--- SELECTED PASSAGE ---
Scrapy History Middleware

The history middleware is designed to create a permanent record of the raw requests and responses generated as scrapy crawls the web.

It also functions as a drop-in replacement for the builtin scrapy httpcache middleware (scrapy.contrib.downloadermiddleware.httpcache.HttpCacheMiddleware). For example:

    DOWNLOADER_MIDDLEWARES = {
        'history.middleware.HistoryMiddleware': 901 # Right after HttpCacheMiddleware
    }
    AWS_ACCESS_KEY_ID = 'YOUR_AWS_ACCESS_KEY_ID'
    AWS_SECRET_ACCESS_KEY = 'YOUR_AWS_SECRET_ACCESS_KEY'
    HISTORY_EPOCH = True
    HISTORY_STORE_IF = 'history.logic.StoreAlways'
    HISTORY_RETRIEVE_IF = 'history.logic.RetrieveAlways'
    HISTORY_BACKEND = 'history.storage.S3CacheStorage'
    HISTORY_SAVE_SOURCE = '{name}/{time}__{jobid}'
    HISTORY_S3_BUCKET = 'YOUR_S3_CACHE_BUCKET_NAME'
    HISTORY_USE_PROXY = True
    HTTPCACHE_IGNORE_MISSING = False

will store and retrieve responses exactly as you expect. However, even if multiple developers are working on the same spider, the spidered website will only ever see one request (so long as they all use the same S3 bucket).

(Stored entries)

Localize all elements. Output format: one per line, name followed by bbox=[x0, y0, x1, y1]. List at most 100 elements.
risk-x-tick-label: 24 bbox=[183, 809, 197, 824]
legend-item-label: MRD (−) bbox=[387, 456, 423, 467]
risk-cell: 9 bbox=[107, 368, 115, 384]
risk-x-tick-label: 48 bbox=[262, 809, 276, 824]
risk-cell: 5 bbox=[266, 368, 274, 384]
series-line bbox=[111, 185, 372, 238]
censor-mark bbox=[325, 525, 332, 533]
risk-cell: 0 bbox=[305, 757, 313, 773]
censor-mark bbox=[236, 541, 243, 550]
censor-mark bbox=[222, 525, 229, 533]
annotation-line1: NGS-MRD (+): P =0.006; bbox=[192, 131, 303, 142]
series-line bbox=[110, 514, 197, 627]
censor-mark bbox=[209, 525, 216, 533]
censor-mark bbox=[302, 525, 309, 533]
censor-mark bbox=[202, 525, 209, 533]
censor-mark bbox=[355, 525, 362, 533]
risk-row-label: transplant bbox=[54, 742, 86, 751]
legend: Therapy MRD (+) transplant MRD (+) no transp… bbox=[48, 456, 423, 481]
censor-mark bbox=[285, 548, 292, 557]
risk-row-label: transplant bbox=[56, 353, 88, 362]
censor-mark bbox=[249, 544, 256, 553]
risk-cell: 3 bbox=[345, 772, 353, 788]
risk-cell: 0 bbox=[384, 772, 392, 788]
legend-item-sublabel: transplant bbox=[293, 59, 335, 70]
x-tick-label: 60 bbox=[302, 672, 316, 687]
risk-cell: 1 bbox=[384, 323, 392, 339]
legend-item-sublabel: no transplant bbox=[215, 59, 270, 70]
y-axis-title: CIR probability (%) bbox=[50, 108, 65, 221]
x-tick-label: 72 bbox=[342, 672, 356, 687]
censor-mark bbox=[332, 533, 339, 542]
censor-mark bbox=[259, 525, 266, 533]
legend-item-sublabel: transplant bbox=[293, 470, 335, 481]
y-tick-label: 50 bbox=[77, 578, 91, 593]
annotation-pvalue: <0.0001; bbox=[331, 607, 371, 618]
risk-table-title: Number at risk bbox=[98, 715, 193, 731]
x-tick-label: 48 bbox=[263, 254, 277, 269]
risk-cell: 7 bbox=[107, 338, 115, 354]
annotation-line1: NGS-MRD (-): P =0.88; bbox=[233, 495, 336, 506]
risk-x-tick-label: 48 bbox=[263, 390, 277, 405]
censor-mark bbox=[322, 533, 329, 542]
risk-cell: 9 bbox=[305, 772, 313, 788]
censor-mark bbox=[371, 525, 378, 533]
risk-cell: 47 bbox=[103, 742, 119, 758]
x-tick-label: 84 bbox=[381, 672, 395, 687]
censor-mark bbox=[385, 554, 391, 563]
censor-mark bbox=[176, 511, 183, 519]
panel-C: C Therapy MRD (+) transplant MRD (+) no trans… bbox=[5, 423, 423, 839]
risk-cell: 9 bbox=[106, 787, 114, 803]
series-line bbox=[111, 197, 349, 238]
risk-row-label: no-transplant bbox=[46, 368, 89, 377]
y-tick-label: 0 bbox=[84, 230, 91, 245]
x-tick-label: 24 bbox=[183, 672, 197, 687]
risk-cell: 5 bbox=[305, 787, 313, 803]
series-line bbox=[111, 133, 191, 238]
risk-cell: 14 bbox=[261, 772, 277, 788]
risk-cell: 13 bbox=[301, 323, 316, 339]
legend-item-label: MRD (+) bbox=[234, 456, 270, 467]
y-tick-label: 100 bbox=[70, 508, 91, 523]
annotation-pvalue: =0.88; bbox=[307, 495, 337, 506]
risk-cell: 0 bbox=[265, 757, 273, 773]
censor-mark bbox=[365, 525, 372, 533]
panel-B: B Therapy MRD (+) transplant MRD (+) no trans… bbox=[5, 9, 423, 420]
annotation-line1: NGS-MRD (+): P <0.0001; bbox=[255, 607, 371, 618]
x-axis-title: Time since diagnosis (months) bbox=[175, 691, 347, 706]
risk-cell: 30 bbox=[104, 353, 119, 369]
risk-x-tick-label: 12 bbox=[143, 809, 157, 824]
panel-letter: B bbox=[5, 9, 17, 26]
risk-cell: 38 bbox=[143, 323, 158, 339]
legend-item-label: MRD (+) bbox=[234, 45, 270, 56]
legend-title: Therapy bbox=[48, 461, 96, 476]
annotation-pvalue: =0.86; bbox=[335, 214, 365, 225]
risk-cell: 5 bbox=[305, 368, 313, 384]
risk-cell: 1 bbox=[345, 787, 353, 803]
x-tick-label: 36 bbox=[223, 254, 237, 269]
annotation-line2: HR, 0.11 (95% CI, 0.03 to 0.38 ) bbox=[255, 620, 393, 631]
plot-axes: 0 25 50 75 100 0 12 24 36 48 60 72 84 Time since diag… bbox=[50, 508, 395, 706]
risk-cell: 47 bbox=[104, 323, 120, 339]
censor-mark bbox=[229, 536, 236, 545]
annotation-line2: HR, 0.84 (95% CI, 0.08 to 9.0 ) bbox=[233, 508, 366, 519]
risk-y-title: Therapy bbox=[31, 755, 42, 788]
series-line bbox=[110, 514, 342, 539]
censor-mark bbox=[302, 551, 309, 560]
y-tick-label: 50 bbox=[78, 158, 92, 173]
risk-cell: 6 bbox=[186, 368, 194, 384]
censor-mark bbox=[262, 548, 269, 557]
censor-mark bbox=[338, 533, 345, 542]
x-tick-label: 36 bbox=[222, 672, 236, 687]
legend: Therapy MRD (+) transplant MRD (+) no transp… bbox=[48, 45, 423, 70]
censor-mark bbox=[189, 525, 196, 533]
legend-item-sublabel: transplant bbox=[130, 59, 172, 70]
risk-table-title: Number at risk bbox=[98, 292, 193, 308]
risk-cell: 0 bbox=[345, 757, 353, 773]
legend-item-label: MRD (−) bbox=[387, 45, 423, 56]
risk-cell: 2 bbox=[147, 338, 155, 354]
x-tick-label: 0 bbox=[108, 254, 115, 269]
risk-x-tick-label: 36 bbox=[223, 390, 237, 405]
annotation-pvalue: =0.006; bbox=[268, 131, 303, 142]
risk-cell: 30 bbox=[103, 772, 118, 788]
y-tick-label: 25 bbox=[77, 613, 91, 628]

--- WHAT THE TASK ASKS ---
Write out the part of the Scrapy history middleware text starting at "will store and" and ending at "same S3 bucket).", word for word.

--- EXERCISE ANSWER ---
will store and retrieve responses exactly as you expect. However, even if multiple developers are working on the same spider, the spidered website will only ever see one request (so long as they all use the same S3 bucket).